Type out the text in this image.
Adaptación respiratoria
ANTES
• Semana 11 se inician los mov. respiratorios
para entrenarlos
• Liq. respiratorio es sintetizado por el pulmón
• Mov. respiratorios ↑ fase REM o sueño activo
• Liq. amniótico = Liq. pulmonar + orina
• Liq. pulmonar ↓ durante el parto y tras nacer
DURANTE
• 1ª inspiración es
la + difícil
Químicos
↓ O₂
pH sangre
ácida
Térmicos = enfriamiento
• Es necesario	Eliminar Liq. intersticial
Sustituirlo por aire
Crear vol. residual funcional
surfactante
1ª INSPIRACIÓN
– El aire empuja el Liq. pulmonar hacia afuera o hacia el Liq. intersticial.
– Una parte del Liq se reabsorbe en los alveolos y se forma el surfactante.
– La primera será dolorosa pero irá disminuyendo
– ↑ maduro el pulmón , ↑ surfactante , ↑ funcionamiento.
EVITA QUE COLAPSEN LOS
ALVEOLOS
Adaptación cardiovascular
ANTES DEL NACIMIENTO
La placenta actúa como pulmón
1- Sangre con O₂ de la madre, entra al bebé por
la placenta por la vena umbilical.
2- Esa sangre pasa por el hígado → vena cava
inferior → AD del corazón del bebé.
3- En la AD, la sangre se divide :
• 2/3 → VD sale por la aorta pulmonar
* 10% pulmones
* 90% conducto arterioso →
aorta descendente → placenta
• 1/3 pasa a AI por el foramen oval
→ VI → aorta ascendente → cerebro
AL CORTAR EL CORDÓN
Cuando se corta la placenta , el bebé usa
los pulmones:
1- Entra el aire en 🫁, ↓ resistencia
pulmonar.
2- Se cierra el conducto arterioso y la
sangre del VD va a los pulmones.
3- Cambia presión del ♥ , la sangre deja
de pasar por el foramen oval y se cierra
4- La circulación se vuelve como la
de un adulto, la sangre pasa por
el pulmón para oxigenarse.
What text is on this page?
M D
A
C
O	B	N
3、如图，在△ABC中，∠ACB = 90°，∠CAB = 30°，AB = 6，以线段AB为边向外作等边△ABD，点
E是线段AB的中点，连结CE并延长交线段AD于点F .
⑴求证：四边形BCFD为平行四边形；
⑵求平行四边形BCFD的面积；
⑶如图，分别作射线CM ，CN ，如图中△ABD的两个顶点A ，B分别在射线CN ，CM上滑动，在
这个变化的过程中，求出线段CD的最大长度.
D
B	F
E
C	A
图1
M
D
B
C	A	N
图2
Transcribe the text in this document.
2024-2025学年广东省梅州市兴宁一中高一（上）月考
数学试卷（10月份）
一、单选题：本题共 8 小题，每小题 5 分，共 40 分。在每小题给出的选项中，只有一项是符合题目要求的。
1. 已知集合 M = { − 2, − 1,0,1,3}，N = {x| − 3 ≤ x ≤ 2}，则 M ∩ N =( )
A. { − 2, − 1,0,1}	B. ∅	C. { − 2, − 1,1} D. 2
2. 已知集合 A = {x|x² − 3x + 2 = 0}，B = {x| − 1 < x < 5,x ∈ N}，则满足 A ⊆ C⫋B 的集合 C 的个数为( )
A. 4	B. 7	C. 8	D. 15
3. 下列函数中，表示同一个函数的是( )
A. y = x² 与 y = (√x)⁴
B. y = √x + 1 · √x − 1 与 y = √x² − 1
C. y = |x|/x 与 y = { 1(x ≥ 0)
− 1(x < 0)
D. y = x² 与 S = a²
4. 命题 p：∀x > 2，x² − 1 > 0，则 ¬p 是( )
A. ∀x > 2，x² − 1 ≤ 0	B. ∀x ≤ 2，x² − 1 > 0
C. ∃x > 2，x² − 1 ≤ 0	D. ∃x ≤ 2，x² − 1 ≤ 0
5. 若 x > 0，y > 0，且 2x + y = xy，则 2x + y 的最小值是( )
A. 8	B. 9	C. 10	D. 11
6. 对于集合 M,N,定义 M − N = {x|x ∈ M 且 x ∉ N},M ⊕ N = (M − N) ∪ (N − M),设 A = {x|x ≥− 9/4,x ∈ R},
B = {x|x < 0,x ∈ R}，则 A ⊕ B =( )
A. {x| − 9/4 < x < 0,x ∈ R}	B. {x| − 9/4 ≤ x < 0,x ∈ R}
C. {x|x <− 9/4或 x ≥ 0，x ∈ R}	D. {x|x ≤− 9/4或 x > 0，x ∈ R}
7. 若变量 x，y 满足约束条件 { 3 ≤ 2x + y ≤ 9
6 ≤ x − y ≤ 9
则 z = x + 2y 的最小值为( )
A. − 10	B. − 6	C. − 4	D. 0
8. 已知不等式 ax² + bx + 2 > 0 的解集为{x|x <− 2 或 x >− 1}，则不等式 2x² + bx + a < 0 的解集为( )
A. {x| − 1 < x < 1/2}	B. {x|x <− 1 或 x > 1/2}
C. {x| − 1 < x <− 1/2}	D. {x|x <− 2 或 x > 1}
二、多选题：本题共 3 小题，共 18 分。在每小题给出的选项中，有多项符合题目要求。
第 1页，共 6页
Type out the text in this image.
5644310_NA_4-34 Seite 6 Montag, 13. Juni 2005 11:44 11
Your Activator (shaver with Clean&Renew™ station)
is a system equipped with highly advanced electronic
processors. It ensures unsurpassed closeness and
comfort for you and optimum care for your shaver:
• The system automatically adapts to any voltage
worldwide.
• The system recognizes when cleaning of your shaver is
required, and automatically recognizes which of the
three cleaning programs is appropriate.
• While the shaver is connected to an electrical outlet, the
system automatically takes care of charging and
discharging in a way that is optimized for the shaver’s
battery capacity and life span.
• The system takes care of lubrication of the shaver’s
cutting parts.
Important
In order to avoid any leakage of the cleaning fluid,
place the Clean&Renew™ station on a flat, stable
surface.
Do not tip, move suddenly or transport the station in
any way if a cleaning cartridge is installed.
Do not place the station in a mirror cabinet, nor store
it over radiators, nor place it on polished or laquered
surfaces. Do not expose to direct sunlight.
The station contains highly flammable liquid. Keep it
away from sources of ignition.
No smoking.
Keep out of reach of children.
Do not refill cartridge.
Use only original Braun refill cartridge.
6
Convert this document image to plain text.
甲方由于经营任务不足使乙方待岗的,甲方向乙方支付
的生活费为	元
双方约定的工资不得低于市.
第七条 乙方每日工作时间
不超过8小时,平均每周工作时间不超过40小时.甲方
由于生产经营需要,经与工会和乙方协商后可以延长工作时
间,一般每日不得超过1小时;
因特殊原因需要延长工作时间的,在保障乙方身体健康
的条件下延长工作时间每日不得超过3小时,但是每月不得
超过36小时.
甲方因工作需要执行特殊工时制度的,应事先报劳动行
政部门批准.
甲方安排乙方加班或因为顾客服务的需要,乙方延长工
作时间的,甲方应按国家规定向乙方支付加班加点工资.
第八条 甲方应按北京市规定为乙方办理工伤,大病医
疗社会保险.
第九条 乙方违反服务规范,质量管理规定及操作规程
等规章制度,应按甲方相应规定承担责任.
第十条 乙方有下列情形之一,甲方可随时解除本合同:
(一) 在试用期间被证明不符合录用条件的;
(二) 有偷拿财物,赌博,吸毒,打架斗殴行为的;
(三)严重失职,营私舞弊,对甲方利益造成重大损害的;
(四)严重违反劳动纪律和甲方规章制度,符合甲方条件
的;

Written request – The whole listing above needs to be written out again exactly.

Result of the exercise –
Type out the text in this image.
Adaptación respiratoria
ANTES
• Semana 11 se inician los mov. respiratorios
para entrenarlos
• Liq. respiratorio es sintetizado por el pulmón
• Mov. respiratorios ↑ fase REM o sueño activo
• Liq. amniótico = Liq. pulmonar + orina
• Liq. pulmonar ↓ durante el parto y tras nacer
DURANTE
• 1ª inspiración es
la + difícil
Químicos
↓ O₂
pH sangre
ácida
Térmicos = enfriamiento
• Es necesario	Eliminar Liq. intersticial
Sustituirlo por aire
Crear vol. residual funcional
surfactante
1ª INSPIRACIÓN
– El aire empuja el Liq. pulmonar hacia afuera o hacia el Liq. intersticial.
– Una parte del Liq se reabsorbe en los alveolos y se forma el surfactante.
– La primera será dolorosa pero irá disminuyendo
– ↑ maduro el pulmón , ↑ surfactante , ↑ funcionamiento.
EVITA QUE COLAPSEN LOS
ALVEOLOS
Adaptación cardiovascular
ANTES DEL NACIMIENTO
La placenta actúa como pulmón
1- Sangre con O₂ de la madre, entra al bebé por
la placenta por la vena umbilical.
2- Esa sangre pasa por el hígado → vena cava
inferior → AD del corazón del bebé.
3- En la AD, la sangre se divide :
• 2/3 → VD sale por la aorta pulmonar
* 10% pulmones
* 90% conducto arterioso →
aorta descendente → placenta
• 1/3 pasa a AI por el foramen oval
→ VI → aorta ascendente → cerebro
AL CORTAR EL CORDÓN
Cuando se corta la placenta , el bebé usa
los pulmones:
1- Entra el aire en 🫁, ↓ resistencia
pulmonar.
2- Se cierra el conducto arterioso y la
sangre del VD va a los pulmones.
3- Cambia presión del ♥ , la sangre deja
de pasar por el foramen oval y se cierra
4- La circulación se vuelve como la
de un adulto, la sangre pasa por
el pulmón para oxigenarse.
What text is on this page?
M D
A
C
O	B	N
3、如图，在△ABC中，∠ACB = 90°，∠CAB = 30°，AB = 6，以线段AB为边向外作等边△ABD，点
E是线段AB的中点，连结CE并延长交线段AD于点F .
⑴求证：四边形BCFD为平行四边形；
⑵求平行四边形BCFD的面积；
⑶如图，分别作射线CM ，CN ，如图中△ABD的两个顶点A ，B分别在射线CN ，CM上滑动，在
这个变化的过程中，求出线段CD的最大长度.
D
B	F
E
C	A
图1
M
D
B
C	A	N
图2
Transcribe the text in this document.
2024-2025学年广东省梅州市兴宁一中高一（上）月考
数学试卷（10月份）
一、单选题：本题共 8 小题，每小题 5 分，共 40 分。在每小题给出的选项中，只有一项是符合题目要求的。
1. 已知集合 M = { − 2, − 1,0,1,3}，N = {x| − 3 ≤ x ≤ 2}，则 M ∩ N =( )
A. { − 2, − 1,0,1}	B. ∅	C. { − 2, − 1,1} D. 2
2. 已知集合 A = {x|x² − 3x + 2 = 0}，B = {x| − 1 < x < 5,x ∈ N}，则满足 A ⊆ C⫋B 的集合 C 的个数为( )
A. 4	B. 7	C. 8	D. 15
3. 下列函数中，表示同一个函数的是( )
A. y = x² 与 y = (√x)⁴
B. y = √x + 1 · √x − 1 与 y = √x² − 1
C. y = |x|/x 与 y = { 1(x ≥ 0)
− 1(x < 0)
D. y = x² 与 S = a²
4. 命题 p：∀x > 2，x² − 1 > 0，则 ¬p 是( )
A. ∀x > 2，x² − 1 ≤ 0	B. ∀x ≤ 2，x² − 1 > 0
C. ∃x > 2，x² − 1 ≤ 0	D. ∃x ≤ 2，x² − 1 ≤ 0
5. 若 x > 0，y > 0，且 2x + y = xy，则 2x + y 的最小值是( )
A. 8	B. 9	C. 10	D. 11
6. 对于集合 M,N,定义 M − N = {x|x ∈ M 且 x ∉ N},M ⊕ N = (M − N) ∪ (N − M),设 A = {x|x ≥− 9/4,x ∈ R},
B = {x|x < 0,x ∈ R}，则 A ⊕ B =( )
A. {x| − 9/4 < x < 0,x ∈ R}	B. {x| − 9/4 ≤ x < 0,x ∈ R}
C. {x|x <− 9/4或 x ≥ 0，x ∈ R}	D. {x|x ≤− 9/4或 x > 0，x ∈ R}
7. 若变量 x，y 满足约束条件 { 3 ≤ 2x + y ≤ 9
6 ≤ x − y ≤ 9
则 z = x + 2y 的最小值为( )
A. − 10	B. − 6	C. − 4	D. 0
8. 已知不等式 ax² + bx + 2 > 0 的解集为{x|x <− 2 或 x >− 1}，则不等式 2x² + bx + a < 0 的解集为( )
A. {x| − 1 < x < 1/2}	B. {x|x <− 1 或 x > 1/2}
C. {x| − 1 < x <− 1/2}	D. {x|x <− 2 或 x > 1}
二、多选题：本题共 3 小题，共 18 分。在每小题给出的选项中，有多项符合题目要求。
第 1页，共 6页
Type out the text in this image.
5644310_NA_4-34 Seite 6 Montag, 13. Juni 2005 11:44 11
Your Activator (shaver with Clean&Renew™ station)
is a system equipped with highly advanced electronic
processors. It ensures unsurpassed closeness and
comfort for you and optimum care for your shaver:
• The system automatically adapts to any voltage
worldwide.
• The system recognizes when cleaning of your shaver is
required, and automatically recognizes which of the
three cleaning programs is appropriate.
• While the shaver is connected to an electrical outlet, the
system automatically takes care of charging and
discharging in a way that is optimized for the shaver’s
battery capacity and life span.
• The system takes care of lubrication of the shaver’s
cutting parts.
Important
In order to avoid any leakage of the cleaning fluid,
place the Clean&Renew™ station on a flat, stable
surface.
Do not tip, move suddenly or transport the station in
any way if a cleaning cartridge is installed.
Do not place the station in a mirror cabinet, nor store
it over radiators, nor place it on polished or laquered
surfaces. Do not expose to direct sunlight.
The station contains highly flammable liquid. Keep it
away from sources of ignition.
No smoking.
Keep out of reach of children.
Do not refill cartridge.
Use only original Braun refill cartridge.
6
Convert this document image to plain text.
甲方由于经营任务不足使乙方待岗的,甲方向乙方支付
的生活费为	元
双方约定的工资不得低于市.
第七条 乙方每日工作时间
不超过8小时,平均每周工作时间不超过40小时.甲方
由于生产经营需要,经与工会和乙方协商后可以延长工作时
间,一般每日不得超过1小时;
因特殊原因需要延长工作时间的,在保障乙方身体健康
的条件下延长工作时间每日不得超过3小时,但是每月不得
超过36小时.
甲方因工作需要执行特殊工时制度的,应事先报劳动行
政部门批准.
甲方安排乙方加班或因为顾客服务的需要,乙方延长工
作时间的,甲方应按国家规定向乙方支付加班加点工资.
第八条 甲方应按北京市规定为乙方办理工伤,大病医
疗社会保险.
第九条 乙方违反服务规范,质量管理规定及操作规程
等规章制度,应按甲方相应规定承担责任.
第十条 乙方有下列情形之一,甲方可随时解除本合同:
(一) 在试用期间被证明不符合录用条件的;
(二) 有偷拿财物,赌博,吸毒,打架斗殴行为的;
(三)严重失职,营私舞弊,对甲方利益造成重大损害的;
(四)严重违反劳动纪律和甲方规章制度,符合甲方条件
的;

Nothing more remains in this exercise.